** start EXTRACTED RECORDS **
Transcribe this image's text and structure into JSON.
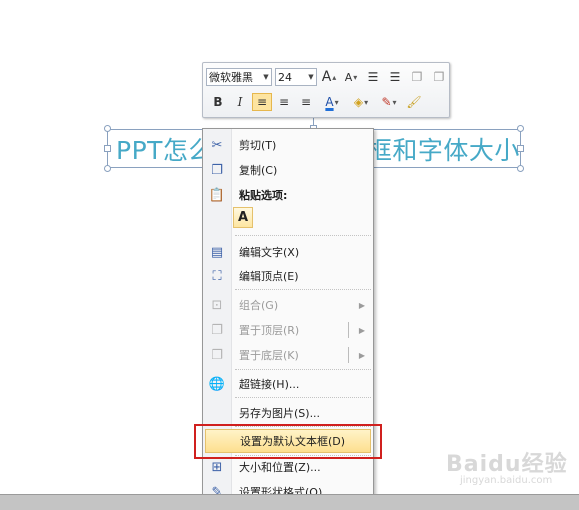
{
  "mini_toolbar": {
    "font_name": "微软雅黑",
    "font_size": "24",
    "grow_font": "A",
    "shrink_font": "A",
    "bold": "B",
    "italic": "I",
    "font_color_letter": "A"
  },
  "textbox": {
    "text": "PPT怎么设置默认文本框和字体大小"
  },
  "context_menu": {
    "items": [
      {
        "label": "剪切(T)",
        "icon": "scissors-icon"
      },
      {
        "label": "复制(C)",
        "icon": "copy-icon"
      },
      {
        "label": "粘贴选项:",
        "icon": "clipboard-icon"
      },
      {
        "label": "编辑文字(X)",
        "icon": "edit-text-icon"
      },
      {
        "label": "编辑顶点(E)",
        "icon": "edit-points-icon"
      },
      {
        "label": "组合(G)",
        "icon": "group-icon",
        "disabled": true
      },
      {
        "label": "置于顶层(R)",
        "icon": "bring-to-front-icon",
        "disabled": true
      },
      {
        "label": "置于底层(K)",
        "icon": "send-to-back-icon",
        "disabled": true
      },
      {
        "label": "超链接(H)...",
        "icon": "hyperlink-icon"
      },
      {
        "label": "另存为图片(S)...",
        "icon": ""
      },
      {
        "label": "设置为默认文本框(D)",
        "icon": "",
        "highlighted": true
      },
      {
        "label": "大小和位置(Z)...",
        "icon": "size-position-icon"
      },
      {
        "label": "设置形状格式(O)...",
        "icon": "format-shape-icon"
      }
    ],
    "paste_option_letter": "A"
  },
  "watermark": {
    "text": "Baidu经验",
    "sub": "jingyan.baidu.com"
  },
  "colors": {
    "textbox_text": "#46a9c7",
    "highlight_border": "#d0201e",
    "menu_highlight": "#fddf8f"
  }
}
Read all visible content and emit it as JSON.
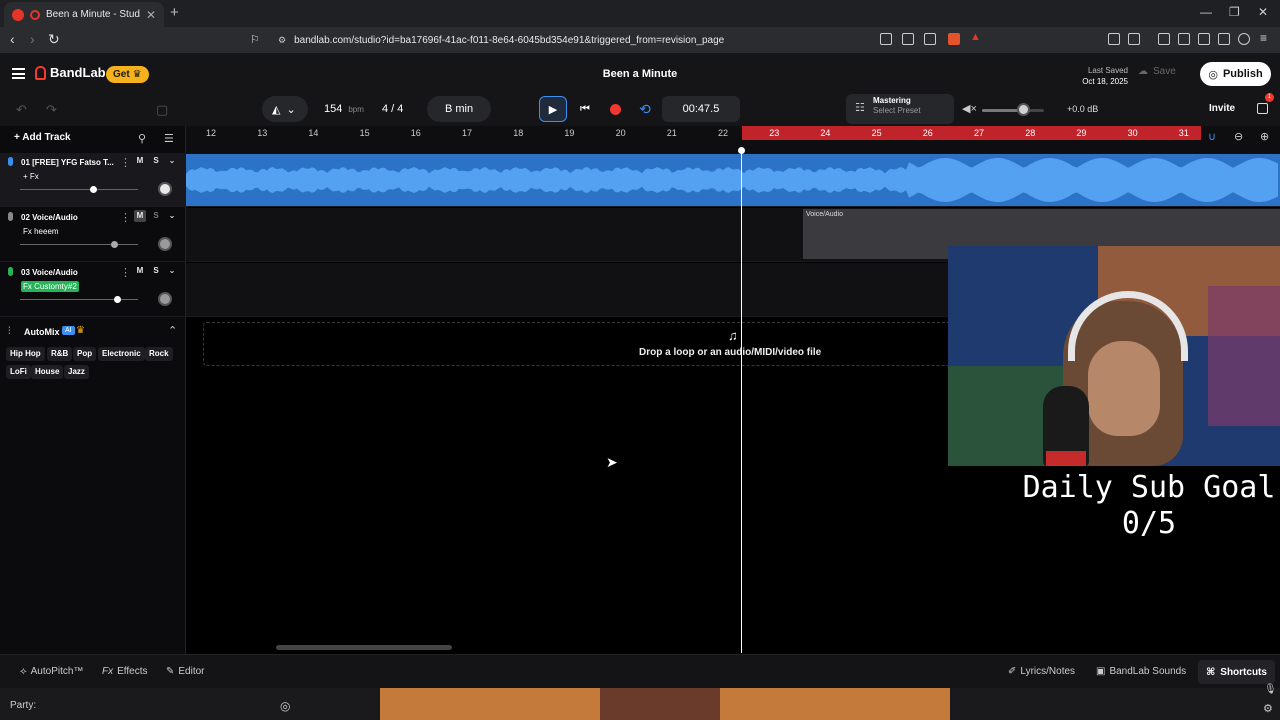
{
  "browser": {
    "tab_title": "Been a Minute - Studio",
    "url": "bandlab.com/studio?id=ba17696f-41ac-f011-8e64-6045bd354e91&triggered_from=revision_page"
  },
  "app": {
    "brand": "BandLab",
    "get_label": "Get",
    "project_title": "Been a Minute",
    "last_saved_label": "Last Saved",
    "last_saved_date": "Oct 18, 2025",
    "save_label": "Save",
    "publish_label": "Publish"
  },
  "transport": {
    "bpm": "154",
    "bpm_unit": "bpm",
    "time_sig": "4 / 4",
    "key": "B min",
    "time": "00:47.5",
    "mastering_label": "Mastering",
    "mastering_preset": "Select Preset",
    "volume_db": "+0.0 dB",
    "volume_level_pct": 68,
    "invite_label": "Invite",
    "gift_badge": "1"
  },
  "left": {
    "add_track": "Add Track",
    "tracks": [
      {
        "name": "01  [FREE] YFG Fatso T...",
        "fx": "+ Fx",
        "color": "#3b8ff0",
        "volume_pct": 62
      },
      {
        "name": "02  Voice/Audio",
        "fx": "Fx heeem",
        "color": "#888888",
        "volume_pct": 80
      },
      {
        "name": "03  Voice/Audio",
        "fx": "Fx Customty#2",
        "color": "#27b35a",
        "volume_pct": 82
      }
    ],
    "track_buttons": {
      "mute": "M",
      "solo": "S"
    },
    "automix_title": "AutoMix",
    "automix_badge": "AI",
    "genres_row1": [
      "Hip Hop",
      "R&B",
      "Pop",
      "Electronic",
      "Rock"
    ],
    "genres_row2": [
      "LoFi",
      "House",
      "Jazz"
    ]
  },
  "ruler": {
    "bars": [
      "12",
      "13",
      "14",
      "15",
      "16",
      "17",
      "18",
      "19",
      "20",
      "21",
      "22",
      "23",
      "24",
      "25",
      "26",
      "27",
      "28",
      "29",
      "30",
      "31"
    ]
  },
  "arrange": {
    "clip2_label": "Voice/Audio",
    "drop_text": "Drop a loop or an audio/MIDI/video file"
  },
  "overlay": {
    "sub_goal_line1": "Daily Sub Goal",
    "sub_goal_line2": "0/5"
  },
  "bottom": {
    "autopitch": "AutoPitch™",
    "effects": "Effects",
    "editor": "Editor",
    "lyrics": "Lyrics/Notes",
    "sounds": "BandLab Sounds",
    "shortcuts": "Shortcuts"
  },
  "chat": {
    "party": "Party:"
  },
  "colors": {
    "accent": "#3b8ff0",
    "record": "#f2372e",
    "loop_region": "#c1232b",
    "clip_blue": "#2c72c7",
    "get_badge": "#f5b21b"
  }
}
** end EXTRACTED RECORDS **
Determine the number of lines containing "JSON". Write only that number.

■ WRITTEN ANSWER
2